Da müssen wohl andere ran. Mit Kickstarter ist der Jahresausblick leichter geworden und so werden 2018 voraussichtlich gleich zwei neue crowdgefoundete Spiegelreflexkonzepte das Licht der Fotowelt erblicken. Aber denkste, ganz so doof ist die Netzgemeinde doch nicht. Bei der Ihagee Elbaflex, einer ASLR aus der Ukraine ohne eingebauten Belichtungsmesser für 1500 Euro mit Zeiten von 1/2 bis zur 1/500 s – wow – wurde der Zustand der Unverkäuflichkeit noch vor der Serienproduktion erreicht.

# # # # #

Übungsaufgaben
1: Welchen Preis nennt der Textauszug für die Ihagee Elbaflex?
2: Geben Sie den Abschnitt des Textauszugs von „Da müssen wohl“ bis „der Serienproduktion erreicht.“ wieder und ersetzen Sie dabei „Serienproduktion“ durch „Massenfertigung“.

# # # # #

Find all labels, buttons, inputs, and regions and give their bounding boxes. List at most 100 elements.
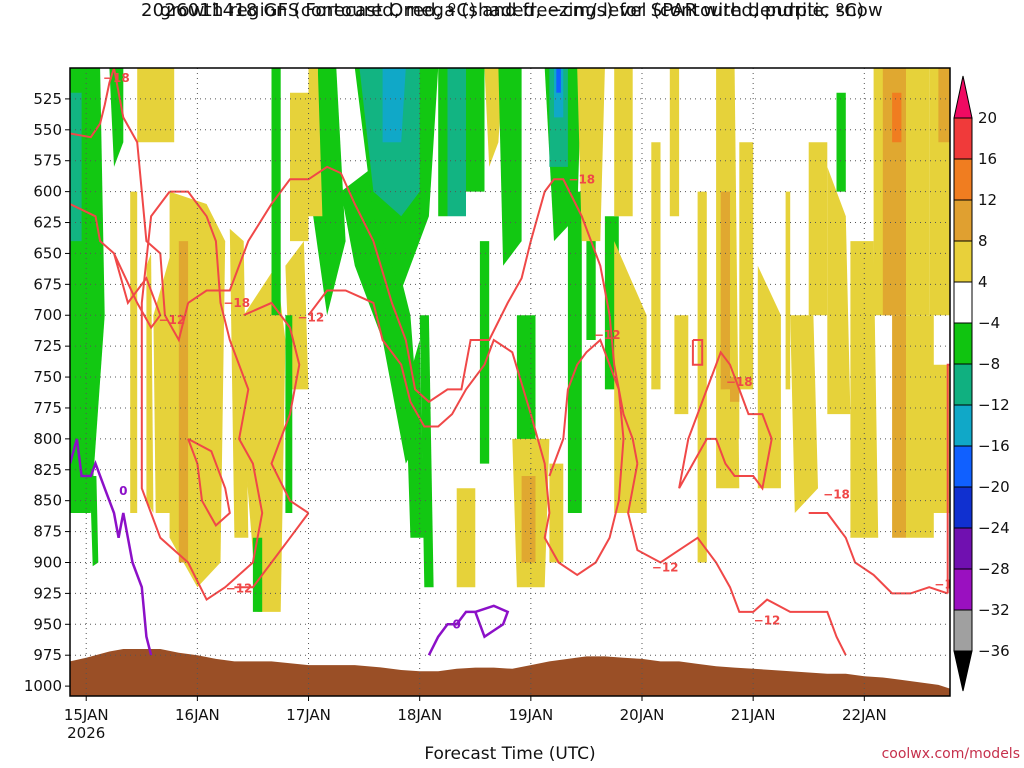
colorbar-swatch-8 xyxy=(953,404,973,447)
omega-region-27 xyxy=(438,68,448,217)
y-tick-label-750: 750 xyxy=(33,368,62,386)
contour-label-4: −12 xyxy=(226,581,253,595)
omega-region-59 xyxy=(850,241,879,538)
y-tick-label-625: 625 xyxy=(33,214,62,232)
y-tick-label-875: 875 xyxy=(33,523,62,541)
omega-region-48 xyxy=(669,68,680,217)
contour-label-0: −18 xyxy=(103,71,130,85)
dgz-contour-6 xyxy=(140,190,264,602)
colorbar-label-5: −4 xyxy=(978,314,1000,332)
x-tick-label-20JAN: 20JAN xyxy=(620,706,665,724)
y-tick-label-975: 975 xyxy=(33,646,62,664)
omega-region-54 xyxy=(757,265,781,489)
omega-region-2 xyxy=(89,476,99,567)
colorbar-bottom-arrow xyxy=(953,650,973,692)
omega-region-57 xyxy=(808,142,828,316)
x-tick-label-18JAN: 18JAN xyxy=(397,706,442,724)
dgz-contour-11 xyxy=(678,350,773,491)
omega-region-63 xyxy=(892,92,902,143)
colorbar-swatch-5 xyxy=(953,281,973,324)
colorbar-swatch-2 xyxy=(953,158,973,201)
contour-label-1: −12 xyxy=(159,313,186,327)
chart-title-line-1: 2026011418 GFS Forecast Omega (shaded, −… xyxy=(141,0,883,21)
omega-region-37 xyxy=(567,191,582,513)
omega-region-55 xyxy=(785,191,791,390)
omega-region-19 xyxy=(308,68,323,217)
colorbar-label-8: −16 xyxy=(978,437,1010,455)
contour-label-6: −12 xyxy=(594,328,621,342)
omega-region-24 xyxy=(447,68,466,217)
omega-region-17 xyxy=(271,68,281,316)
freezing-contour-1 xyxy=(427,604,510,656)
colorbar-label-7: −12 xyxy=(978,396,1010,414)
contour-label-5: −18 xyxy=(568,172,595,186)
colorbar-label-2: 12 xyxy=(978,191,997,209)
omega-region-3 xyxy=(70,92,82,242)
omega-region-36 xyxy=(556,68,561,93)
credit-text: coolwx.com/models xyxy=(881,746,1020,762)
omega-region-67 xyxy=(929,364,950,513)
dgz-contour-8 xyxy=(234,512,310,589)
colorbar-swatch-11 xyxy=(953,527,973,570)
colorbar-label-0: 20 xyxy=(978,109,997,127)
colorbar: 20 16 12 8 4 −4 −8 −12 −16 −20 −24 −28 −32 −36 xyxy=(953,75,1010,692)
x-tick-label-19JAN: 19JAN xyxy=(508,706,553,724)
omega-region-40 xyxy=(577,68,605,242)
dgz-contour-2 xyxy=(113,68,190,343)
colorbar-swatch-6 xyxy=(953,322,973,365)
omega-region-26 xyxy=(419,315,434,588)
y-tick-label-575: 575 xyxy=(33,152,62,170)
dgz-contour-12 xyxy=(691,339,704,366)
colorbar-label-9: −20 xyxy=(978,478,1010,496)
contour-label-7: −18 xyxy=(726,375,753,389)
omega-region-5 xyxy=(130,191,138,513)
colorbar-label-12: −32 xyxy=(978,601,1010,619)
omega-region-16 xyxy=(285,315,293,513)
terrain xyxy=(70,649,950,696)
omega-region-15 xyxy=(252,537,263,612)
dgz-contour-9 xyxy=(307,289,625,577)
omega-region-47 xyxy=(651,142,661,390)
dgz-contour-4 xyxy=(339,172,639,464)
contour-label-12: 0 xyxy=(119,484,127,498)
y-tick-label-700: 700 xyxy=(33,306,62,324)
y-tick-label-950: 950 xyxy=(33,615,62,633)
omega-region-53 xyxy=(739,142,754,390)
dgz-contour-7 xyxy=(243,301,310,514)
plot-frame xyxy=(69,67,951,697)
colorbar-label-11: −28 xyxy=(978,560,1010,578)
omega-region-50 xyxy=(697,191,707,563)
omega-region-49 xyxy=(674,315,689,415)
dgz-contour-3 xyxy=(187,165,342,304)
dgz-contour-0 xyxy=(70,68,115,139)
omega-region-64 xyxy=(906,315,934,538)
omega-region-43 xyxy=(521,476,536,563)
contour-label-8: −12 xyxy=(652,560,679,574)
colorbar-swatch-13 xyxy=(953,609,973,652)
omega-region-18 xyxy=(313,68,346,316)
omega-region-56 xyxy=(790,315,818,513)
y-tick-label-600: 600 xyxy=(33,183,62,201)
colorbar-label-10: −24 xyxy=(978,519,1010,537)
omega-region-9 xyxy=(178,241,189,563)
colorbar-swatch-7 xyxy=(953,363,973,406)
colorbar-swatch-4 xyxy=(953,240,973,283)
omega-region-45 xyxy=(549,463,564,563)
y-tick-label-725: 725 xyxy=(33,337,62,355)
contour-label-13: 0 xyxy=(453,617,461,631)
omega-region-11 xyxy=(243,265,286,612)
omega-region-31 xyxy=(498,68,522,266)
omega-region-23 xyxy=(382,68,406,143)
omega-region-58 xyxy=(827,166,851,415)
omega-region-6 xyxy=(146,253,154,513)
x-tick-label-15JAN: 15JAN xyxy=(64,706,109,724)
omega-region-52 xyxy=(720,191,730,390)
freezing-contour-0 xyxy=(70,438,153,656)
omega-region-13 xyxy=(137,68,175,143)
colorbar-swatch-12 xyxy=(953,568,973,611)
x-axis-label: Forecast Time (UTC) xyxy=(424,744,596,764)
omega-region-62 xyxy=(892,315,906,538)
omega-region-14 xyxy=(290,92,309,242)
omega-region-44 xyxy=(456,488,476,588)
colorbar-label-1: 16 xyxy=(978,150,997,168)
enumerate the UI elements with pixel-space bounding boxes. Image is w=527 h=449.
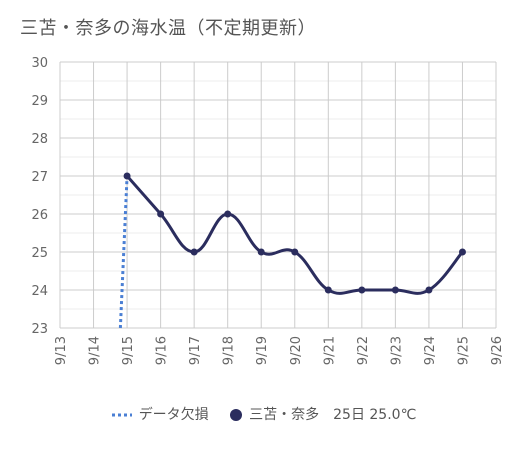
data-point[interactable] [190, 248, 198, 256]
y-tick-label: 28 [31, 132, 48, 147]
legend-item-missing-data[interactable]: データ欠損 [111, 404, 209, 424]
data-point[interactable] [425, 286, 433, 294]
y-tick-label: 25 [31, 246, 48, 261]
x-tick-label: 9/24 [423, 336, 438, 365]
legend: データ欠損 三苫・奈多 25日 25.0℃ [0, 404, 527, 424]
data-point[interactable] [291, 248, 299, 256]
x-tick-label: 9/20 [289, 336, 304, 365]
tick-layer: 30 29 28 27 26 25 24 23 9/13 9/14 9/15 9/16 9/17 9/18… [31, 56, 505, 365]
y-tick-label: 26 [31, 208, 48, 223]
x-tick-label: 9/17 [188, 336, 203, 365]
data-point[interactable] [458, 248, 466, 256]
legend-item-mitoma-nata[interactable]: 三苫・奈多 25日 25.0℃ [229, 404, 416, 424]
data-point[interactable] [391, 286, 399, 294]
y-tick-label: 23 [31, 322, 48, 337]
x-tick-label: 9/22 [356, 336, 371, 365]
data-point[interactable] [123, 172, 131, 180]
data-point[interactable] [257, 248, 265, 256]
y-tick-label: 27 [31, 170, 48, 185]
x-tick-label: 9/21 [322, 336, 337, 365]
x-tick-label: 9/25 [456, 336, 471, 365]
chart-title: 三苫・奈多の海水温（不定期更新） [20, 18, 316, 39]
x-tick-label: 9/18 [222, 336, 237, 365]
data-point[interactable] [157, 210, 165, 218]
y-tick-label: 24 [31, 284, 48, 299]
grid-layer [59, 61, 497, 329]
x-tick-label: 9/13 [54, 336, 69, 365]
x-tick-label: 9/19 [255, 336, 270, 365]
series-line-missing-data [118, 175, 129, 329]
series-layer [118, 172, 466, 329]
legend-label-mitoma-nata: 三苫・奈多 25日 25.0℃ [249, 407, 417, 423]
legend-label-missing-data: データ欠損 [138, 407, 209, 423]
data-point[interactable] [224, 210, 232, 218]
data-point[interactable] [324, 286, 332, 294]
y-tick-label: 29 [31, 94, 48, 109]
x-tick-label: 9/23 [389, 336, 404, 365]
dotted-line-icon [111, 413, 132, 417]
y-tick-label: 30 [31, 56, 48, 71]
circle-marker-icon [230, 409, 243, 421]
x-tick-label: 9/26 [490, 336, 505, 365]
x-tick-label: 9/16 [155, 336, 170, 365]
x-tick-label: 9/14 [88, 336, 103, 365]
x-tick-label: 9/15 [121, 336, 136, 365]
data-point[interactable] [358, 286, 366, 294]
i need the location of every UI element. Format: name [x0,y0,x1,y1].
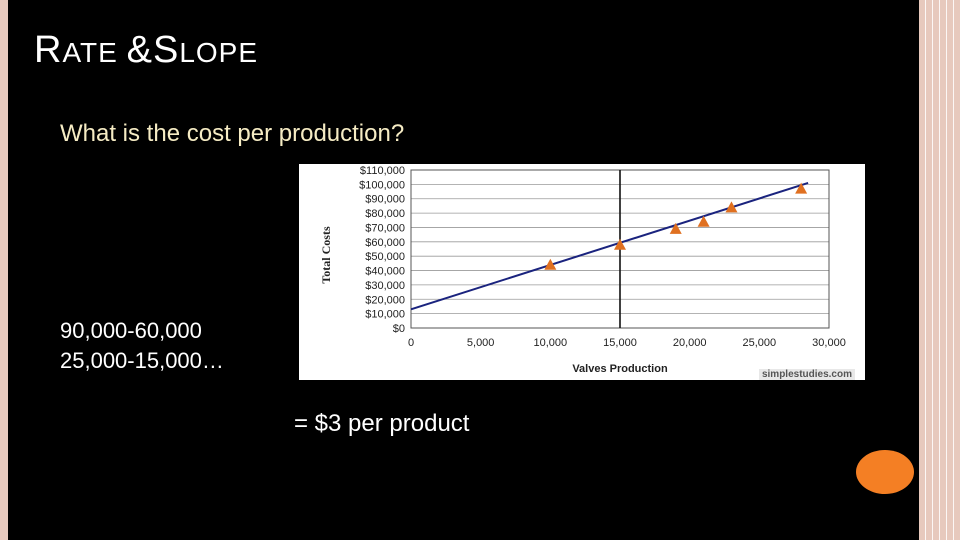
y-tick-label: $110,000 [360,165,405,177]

# # # # #

Lösungen der Aufgaben
1: 1500 Euro

2:
Da müssen wohl andere ran. Mit Kickstarter ist der Jahresausblick leichter geworden und so werden 2018 voraussichtlich gleich zwei neue crowdgefoundete Spiegelreflexkonzepte das Licht der Fotowelt erblicken. Aber denkste, ganz so doof ist die Netzgemeinde doch nicht. Bei der Ihagee Elbaflex, einer ASLR aus der Ukraine ohne eingebauten Belichtungsmesser für 1500 Euro mit Zeiten von 1/2 bis zur 1/500 s – wow – wurde der Zustand der Unverkäuflichkeit noch vor der Massenfertigung erreicht.